Copy out every line in the entries below that includes "Model".
┄┄┄┄┄┄┄┄┄┄┄┄┄┄┄┄┄┄┄┄
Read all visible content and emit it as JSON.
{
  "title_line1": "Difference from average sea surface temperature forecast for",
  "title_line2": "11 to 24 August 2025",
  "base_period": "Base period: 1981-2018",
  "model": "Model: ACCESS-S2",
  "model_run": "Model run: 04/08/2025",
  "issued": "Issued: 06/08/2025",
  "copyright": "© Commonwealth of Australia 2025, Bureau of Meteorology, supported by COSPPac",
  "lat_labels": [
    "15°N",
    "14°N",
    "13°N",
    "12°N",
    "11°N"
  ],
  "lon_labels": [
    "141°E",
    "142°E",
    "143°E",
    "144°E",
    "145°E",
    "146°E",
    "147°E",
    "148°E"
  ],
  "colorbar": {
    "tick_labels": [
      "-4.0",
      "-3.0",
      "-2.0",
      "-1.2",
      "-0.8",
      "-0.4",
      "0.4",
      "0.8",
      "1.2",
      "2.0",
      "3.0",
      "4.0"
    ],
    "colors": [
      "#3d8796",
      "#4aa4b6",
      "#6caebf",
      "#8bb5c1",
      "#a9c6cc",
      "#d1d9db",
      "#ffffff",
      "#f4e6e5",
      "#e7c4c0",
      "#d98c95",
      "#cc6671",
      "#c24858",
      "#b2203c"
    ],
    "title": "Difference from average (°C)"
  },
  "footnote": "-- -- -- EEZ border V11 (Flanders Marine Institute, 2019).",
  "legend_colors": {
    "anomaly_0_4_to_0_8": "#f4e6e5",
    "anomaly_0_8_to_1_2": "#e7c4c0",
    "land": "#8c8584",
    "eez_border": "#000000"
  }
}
┄┄┄┄┄┄┄┄┄┄┄┄┄┄┄┄┄┄┄┄
Written reply >>
  "model": "Model: ACCESS-S2",
  "model_run": "Model run: 04/08/2025",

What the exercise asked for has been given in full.